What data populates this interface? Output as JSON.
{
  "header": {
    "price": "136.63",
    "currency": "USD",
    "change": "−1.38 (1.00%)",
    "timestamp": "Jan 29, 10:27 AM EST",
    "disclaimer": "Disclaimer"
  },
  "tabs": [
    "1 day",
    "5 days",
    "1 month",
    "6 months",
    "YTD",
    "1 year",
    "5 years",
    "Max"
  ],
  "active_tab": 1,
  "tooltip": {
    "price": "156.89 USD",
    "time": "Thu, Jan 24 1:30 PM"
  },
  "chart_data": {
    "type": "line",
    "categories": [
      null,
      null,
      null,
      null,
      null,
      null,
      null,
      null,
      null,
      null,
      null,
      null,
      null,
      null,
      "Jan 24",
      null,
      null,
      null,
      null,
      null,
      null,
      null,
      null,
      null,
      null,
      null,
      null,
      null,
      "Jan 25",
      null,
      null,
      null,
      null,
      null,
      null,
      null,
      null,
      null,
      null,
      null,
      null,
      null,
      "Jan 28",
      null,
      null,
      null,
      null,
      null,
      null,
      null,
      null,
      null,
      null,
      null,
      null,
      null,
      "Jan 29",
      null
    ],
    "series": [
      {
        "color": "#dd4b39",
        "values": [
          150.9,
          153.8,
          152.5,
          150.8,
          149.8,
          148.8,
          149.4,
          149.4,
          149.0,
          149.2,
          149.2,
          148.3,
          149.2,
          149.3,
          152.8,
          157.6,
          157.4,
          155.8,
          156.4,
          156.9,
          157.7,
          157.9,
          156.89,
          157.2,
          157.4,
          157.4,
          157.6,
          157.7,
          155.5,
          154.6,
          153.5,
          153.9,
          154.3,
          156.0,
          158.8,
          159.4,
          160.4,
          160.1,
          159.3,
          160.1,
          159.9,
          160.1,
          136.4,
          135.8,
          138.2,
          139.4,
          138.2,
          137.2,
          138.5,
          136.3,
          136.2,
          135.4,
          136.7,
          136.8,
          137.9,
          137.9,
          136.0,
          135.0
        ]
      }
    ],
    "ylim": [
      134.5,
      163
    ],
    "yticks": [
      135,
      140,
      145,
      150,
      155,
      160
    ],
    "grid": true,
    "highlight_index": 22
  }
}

### [Task]
Please output the entries above, every line exactly as it reads.

### [Response]
What data populates this interface? Output as JSON.
{
  "header": {
    "price": "136.63",
    "currency": "USD",
    "change": "−1.38 (1.00%)",
    "timestamp": "Jan 29, 10:27 AM EST",
    "disclaimer": "Disclaimer"
  },
  "tabs": [
    "1 day",
    "5 days",
    "1 month",
    "6 months",
    "YTD",
    "1 year",
    "5 years",
    "Max"
  ],
  "active_tab": 1,
  "tooltip": {
    "price": "156.89 USD",
    "time": "Thu, Jan 24 1:30 PM"
  },
  "chart_data": {
    "type": "line",
    "categories": [
      null,
      null,
      null,
      null,
      null,
      null,
      null,
      null,
      null,
      null,
      null,
      null,
      null,
      null,
      "Jan 24",
      null,
      null,
      null,
      null,
      null,
      null,
      null,
      null,
      null,
      null,
      null,
      null,
      null,
      "Jan 25",
      null,
      null,
      null,
      null,
      null,
      null,
      null,
      null,
      null,
      null,
      null,
      null,
      null,
      "Jan 28",
      null,
      null,
      null,
      null,
      null,
      null,
      null,
      null,
      null,
      null,
      null,
      null,
      null,
      "Jan 29",
      null
    ],
    "series": [
      {
        "color": "#dd4b39",
        "values": [
          150.9,
          153.8,
          152.5,
          150.8,
          149.8,
          148.8,
          149.4,
          149.4,
          149.0,
          149.2,
          149.2,
          148.3,
          149.2,
          149.3,
          152.8,
          157.6,
          157.4,
          155.8,
          156.4,
          156.9,
          157.7,
          157.9,
          156.89,
          157.2,
          157.4,
          157.4,
          157.6,
          157.7,
          155.5,
          154.6,
          153.5,
          153.9,
          154.3,
          156.0,
          158.8,
          159.4,
          160.4,
          160.1,
          159.3,
          160.1,
          159.9,
          160.1,
          136.4,
          135.8,
          138.2,
          139.4,
          138.2,
          137.2,
          138.5,
          136.3,
          136.2,
          135.4,
          136.7,
          136.8,
          137.9,
          137.9,
          136.0,
          135.0
        ]
      }
    ],
    "ylim": [
      134.5,
      163
    ],
    "yticks": [
      135,
      140,
      145,
      150,
      155,
      160
    ],
    "grid": true,
    "highlight_index": 22
  }
}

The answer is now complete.